*AIM OF THE EXERCISE*
Beginning with the line containing "Output the text content of this document." and ending with the last line of the records, set down every line exactly.

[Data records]

^^^^^^^^

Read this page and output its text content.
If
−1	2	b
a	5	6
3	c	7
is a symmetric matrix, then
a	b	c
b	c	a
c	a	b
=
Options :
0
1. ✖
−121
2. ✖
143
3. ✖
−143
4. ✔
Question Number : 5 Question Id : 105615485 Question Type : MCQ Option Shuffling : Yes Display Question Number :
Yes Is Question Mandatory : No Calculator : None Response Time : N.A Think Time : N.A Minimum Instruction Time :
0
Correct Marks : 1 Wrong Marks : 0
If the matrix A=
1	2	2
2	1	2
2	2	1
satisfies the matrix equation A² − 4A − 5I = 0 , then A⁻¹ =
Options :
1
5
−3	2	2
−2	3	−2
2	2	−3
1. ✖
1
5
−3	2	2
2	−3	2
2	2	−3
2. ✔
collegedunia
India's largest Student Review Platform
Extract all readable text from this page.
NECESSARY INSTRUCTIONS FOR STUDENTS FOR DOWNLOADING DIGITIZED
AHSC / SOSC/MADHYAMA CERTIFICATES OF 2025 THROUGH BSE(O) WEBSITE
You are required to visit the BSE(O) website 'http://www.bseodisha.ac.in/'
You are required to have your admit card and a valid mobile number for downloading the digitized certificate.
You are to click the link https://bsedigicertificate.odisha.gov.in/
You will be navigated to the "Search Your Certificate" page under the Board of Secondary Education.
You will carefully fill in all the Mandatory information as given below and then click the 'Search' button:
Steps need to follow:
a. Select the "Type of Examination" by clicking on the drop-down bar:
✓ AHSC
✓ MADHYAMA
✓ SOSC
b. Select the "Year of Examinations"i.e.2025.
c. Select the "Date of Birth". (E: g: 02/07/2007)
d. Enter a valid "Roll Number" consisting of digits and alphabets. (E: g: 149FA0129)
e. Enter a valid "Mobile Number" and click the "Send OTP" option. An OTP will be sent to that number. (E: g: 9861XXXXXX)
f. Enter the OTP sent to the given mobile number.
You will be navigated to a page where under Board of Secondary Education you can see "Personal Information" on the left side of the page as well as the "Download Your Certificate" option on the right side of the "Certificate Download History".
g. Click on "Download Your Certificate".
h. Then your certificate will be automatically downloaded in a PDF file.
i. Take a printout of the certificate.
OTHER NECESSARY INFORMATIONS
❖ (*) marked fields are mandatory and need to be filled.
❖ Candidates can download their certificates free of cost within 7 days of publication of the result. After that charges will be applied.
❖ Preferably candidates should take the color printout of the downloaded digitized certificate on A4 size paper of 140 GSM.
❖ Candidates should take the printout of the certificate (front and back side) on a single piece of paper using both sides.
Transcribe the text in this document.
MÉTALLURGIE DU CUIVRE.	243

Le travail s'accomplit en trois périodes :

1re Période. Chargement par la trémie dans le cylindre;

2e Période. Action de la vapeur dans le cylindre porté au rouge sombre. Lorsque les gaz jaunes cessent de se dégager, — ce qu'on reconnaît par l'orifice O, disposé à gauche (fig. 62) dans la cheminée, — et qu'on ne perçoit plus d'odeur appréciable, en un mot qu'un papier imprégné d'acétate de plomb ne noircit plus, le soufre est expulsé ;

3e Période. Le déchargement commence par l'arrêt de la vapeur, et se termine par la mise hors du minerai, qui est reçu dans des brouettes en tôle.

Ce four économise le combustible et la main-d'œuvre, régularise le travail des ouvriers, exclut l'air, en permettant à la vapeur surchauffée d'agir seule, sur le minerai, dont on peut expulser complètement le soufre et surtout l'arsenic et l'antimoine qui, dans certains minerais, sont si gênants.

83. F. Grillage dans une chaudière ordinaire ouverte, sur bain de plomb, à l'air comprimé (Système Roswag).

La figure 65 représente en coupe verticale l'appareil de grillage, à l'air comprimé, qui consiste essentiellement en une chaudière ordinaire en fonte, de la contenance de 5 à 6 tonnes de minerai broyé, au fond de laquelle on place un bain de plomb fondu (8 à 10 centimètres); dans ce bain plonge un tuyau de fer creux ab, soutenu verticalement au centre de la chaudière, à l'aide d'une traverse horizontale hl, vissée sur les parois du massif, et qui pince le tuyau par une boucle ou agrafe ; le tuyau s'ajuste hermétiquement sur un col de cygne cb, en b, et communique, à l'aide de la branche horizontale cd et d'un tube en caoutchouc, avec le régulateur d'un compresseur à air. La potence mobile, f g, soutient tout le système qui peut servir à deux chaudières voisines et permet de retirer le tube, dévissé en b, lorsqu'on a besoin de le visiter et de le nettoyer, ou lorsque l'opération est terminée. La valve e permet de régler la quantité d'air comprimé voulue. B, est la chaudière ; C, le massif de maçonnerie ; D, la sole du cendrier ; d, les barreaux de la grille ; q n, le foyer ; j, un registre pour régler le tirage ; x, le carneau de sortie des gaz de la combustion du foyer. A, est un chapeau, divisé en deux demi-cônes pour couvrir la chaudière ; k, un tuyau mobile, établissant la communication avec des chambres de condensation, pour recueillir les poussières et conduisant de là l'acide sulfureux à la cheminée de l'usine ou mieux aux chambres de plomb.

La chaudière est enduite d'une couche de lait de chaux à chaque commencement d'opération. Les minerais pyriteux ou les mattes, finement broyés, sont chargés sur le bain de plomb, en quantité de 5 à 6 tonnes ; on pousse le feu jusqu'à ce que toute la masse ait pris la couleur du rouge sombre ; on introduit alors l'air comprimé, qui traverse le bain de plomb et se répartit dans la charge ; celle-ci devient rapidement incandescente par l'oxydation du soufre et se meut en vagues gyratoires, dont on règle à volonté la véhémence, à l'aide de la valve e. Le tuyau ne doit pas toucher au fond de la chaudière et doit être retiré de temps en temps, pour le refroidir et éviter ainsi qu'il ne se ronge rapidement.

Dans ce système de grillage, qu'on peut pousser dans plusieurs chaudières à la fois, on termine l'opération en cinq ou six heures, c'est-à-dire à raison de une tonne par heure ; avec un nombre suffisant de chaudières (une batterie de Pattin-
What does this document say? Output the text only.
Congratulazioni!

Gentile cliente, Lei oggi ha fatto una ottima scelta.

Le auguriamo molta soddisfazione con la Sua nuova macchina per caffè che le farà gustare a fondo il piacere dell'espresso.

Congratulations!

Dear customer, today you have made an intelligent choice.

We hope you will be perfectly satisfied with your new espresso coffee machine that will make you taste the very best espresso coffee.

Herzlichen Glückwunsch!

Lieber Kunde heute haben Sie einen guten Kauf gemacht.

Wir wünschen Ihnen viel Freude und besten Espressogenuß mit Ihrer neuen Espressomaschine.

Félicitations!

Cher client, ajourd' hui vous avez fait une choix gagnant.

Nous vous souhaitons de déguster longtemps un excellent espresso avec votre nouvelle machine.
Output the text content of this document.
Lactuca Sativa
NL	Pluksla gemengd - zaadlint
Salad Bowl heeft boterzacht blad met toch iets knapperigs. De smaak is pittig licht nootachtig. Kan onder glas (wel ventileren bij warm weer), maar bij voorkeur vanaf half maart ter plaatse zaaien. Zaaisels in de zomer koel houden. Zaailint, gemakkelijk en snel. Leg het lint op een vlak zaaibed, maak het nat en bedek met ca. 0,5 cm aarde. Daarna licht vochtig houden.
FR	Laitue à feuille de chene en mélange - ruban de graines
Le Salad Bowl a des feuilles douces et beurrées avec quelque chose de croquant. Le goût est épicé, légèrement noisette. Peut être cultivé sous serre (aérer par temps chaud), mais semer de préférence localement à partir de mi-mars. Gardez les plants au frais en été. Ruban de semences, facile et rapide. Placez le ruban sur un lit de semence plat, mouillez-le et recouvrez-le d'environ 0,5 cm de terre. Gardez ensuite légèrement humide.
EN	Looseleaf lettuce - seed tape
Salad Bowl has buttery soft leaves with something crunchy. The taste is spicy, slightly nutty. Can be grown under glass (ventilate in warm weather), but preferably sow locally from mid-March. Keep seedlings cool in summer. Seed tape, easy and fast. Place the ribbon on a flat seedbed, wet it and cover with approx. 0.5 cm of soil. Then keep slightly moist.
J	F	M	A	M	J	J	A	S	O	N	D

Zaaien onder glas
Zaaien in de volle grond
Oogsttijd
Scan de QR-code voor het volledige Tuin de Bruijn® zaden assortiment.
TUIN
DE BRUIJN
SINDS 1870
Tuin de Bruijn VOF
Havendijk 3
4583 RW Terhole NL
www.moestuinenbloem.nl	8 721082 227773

^^^^^^^^

*WRITTEN RESPONSE*
Output the text content of this document.
Lactuca Sativa
NL	Pluksla gemengd - zaadlint
Salad Bowl heeft boterzacht blad met toch iets knapperigs. De smaak is pittig licht nootachtig. Kan onder glas (wel ventileren bij warm weer), maar bij voorkeur vanaf half maart ter plaatse zaaien. Zaaisels in de zomer koel houden. Zaailint, gemakkelijk en snel. Leg het lint op een vlak zaaibed, maak het nat en bedek met ca. 0,5 cm aarde. Daarna licht vochtig houden.
FR	Laitue à feuille de chene en mélange - ruban de graines
Le Salad Bowl a des feuilles douces et beurrées avec quelque chose de croquant. Le goût est épicé, légèrement noisette. Peut être cultivé sous serre (aérer par temps chaud), mais semer de préférence localement à partir de mi-mars. Gardez les plants au frais en été. Ruban de semences, facile et rapide. Placez le ruban sur un lit de semence plat, mouillez-le et recouvrez-le d'environ 0,5 cm de terre. Gardez ensuite légèrement humide.
EN	Looseleaf lettuce - seed tape
Salad Bowl has buttery soft leaves with something crunchy. The taste is spicy, slightly nutty. Can be grown under glass (ventilate in warm weather), but preferably sow locally from mid-March. Keep seedlings cool in summer. Seed tape, easy and fast. Place the ribbon on a flat seedbed, wet it and cover with approx. 0.5 cm of soil. Then keep slightly moist.
J	F	M	A	M	J	J	A	S	O	N	D

Zaaien onder glas
Zaaien in de volle grond
Oogsttijd
Scan de QR-code voor het volledige Tuin de Bruijn® zaden assortiment.
TUIN
DE BRUIJN
SINDS 1870
Tuin de Bruijn VOF
Havendijk 3
4583 RW Terhole NL
www.moestuinenbloem.nl	8 721082 227773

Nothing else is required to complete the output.